> _Goal_
Pictures stay out of the copy; restate everything else in the material exactly.

======== Raw data ========

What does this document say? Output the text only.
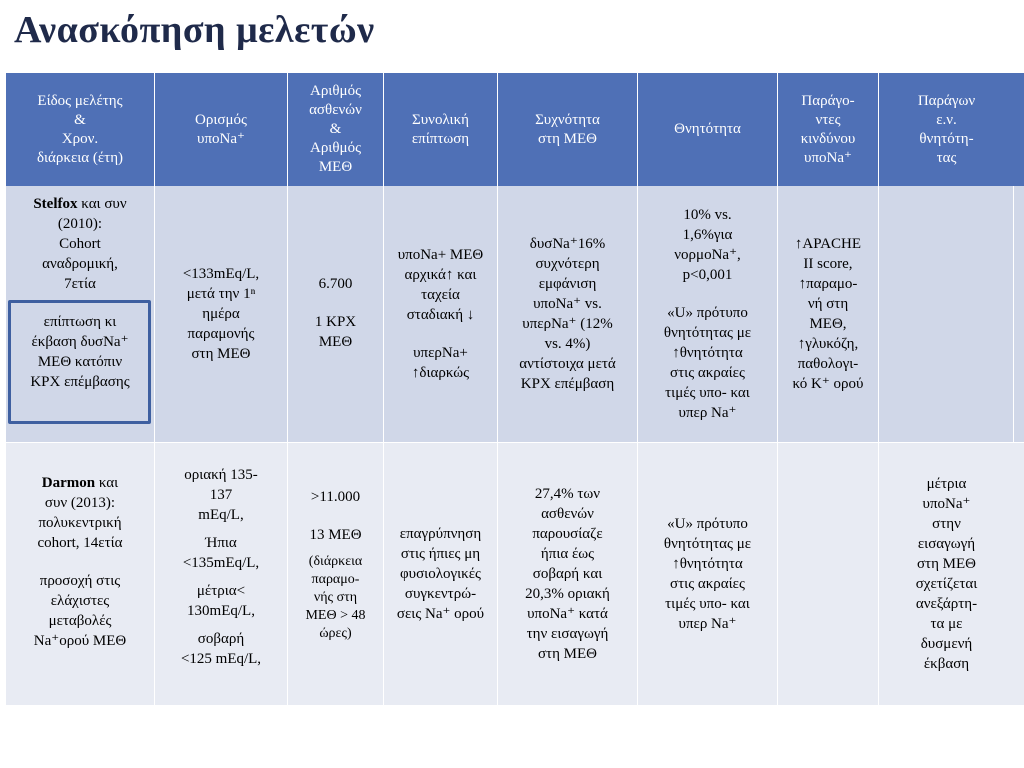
Ανασκόπηση μελετών
Είδος μελέτης
&
Χρον.
διάρκεια (έτη)
Ορισμός
υποNa⁺
Αριθμός
ασθενών
&
Αριθμός
ΜΕΘ
Συνολική
επίπτωση
Συχνότητα
στη ΜΕΘ
Θνητότητα
Παράγο-
ντες
κινδύνου
υποNa⁺
Παράγων
ε.ν.
θνητότη-
τας
Stelfox και συν
(2010):
Cohort
αναδρομική,
7ετία
επίπτωση κι
έκβαση δυσNa⁺
ΜΕΘ κατόπιν
ΚΡΧ επέμβασης
<133mEq/L,
μετά την 1ⁿ
ημέρα
παραμονής
στη ΜΕΘ
6.700
1 ΚΡΧ
ΜΕΘ
υποNa+ ΜΕΘ
αρχικά↑ και
ταχεία
σταδιακή ↓
υπερNa+
↑διαρκώς
δυσNa⁺16%
συχνότερη
εμφάνιση
υποNa⁺ vs.
υπερNa⁺ (12%
vs. 4%)
αντίστοιχα μετά
ΚΡΧ επέμβαση
10% vs.
1,6%για
νορμοNa⁺,
p<0,001
«U» πρότυπο
θνητότητας με
↑θνητότητα
στις ακραίες
τιμές υπο- και
υπερ Na⁺
↑APACHE
II score,
↑παραμο-
νή στη
ΜΕΘ,
↑γλυκόζη,
παθολογι-
κό K⁺ ορού
Darmon και
συν (2013):
πολυκεντρική
cohort, 14ετία
προσοχή στις
ελάχιστες
μεταβολές
Na⁺ορού ΜΕΘ
οριακή 135-
137
mEq/L,
Ήπια
<135mEq/L,
μέτρια<
130mEq/L,
σοβαρή
<125 mEq/L,
>11.000
13 ΜΕΘ
(διάρκεια
παραμο-
νής στη
ΜΕΘ > 48
ώρες)
επαγρύπνηση
στις ήπιες μη
φυσιολογικές
συγκεντρώ-
σεις Na⁺ ορού
27,4% των
ασθενών
παρουσίαζε
ήπια έως
σοβαρή και
20,3% οριακή
υποNa⁺ κατά
την εισαγωγή
στη ΜΕΘ
«U» πρότυπο
θνητότητας με
↑θνητότητα
στις ακραίες
τιμές υπο- και
υπερ Na⁺
μέτρια
υποNa⁺
στην
εισαγωγή
στη ΜΕΘ
σχετίζεται
ανεξάρτη-
τα με
δυσμενή
έκβαση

========

> _Output of the task_
What does this document say? Output the text only.
Ανασκόπηση μελετών
Είδος μελέτης
&
Χρον.
διάρκεια (έτη)
Ορισμός
υποNa⁺
Αριθμός
ασθενών
&
Αριθμός
ΜΕΘ
Συνολική
επίπτωση
Συχνότητα
στη ΜΕΘ
Θνητότητα
Παράγο-
ντες
κινδύνου
υποNa⁺
Παράγων
ε.ν.
θνητότη-
τας
Stelfox και συν
(2010):
Cohort
αναδρομική,
7ετία
επίπτωση κι
έκβαση δυσNa⁺
ΜΕΘ κατόπιν
ΚΡΧ επέμβασης
<133mEq/L,
μετά την 1ⁿ
ημέρα
παραμονής
στη ΜΕΘ
6.700
1 ΚΡΧ
ΜΕΘ
υποNa+ ΜΕΘ
αρχικά↑ και
ταχεία
σταδιακή ↓
υπερNa+
↑διαρκώς
δυσNa⁺16%
συχνότερη
εμφάνιση
υποNa⁺ vs.
υπερNa⁺ (12%
vs. 4%)
αντίστοιχα μετά
ΚΡΧ επέμβαση
10% vs.
1,6%για
νορμοNa⁺,
p<0,001
«U» πρότυπο
θνητότητας με
↑θνητότητα
στις ακραίες
τιμές υπο- και
υπερ Na⁺
↑APACHE
II score,
↑παραμο-
νή στη
ΜΕΘ,
↑γλυκόζη,
παθολογι-
κό K⁺ ορού
Darmon και
συν (2013):
πολυκεντρική
cohort, 14ετία
προσοχή στις
ελάχιστες
μεταβολές
Na⁺ορού ΜΕΘ
οριακή 135-
137
mEq/L,
Ήπια
<135mEq/L,
μέτρια<
130mEq/L,
σοβαρή
<125 mEq/L,
>11.000
13 ΜΕΘ
(διάρκεια
παραμο-
νής στη
ΜΕΘ > 48
ώρες)
επαγρύπνηση
στις ήπιες μη
φυσιολογικές
συγκεντρώ-
σεις Na⁺ ορού
27,4% των
ασθενών
παρουσίαζε
ήπια έως
σοβαρή και
20,3% οριακή
υποNa⁺ κατά
την εισαγωγή
στη ΜΕΘ
«U» πρότυπο
θνητότητας με
↑θνητότητα
στις ακραίες
τιμές υπο- και
υπερ Na⁺
μέτρια
υποNa⁺
στην
εισαγωγή
στη ΜΕΘ
σχετίζεται
ανεξάρτη-
τα με
δυσμενή
έκβαση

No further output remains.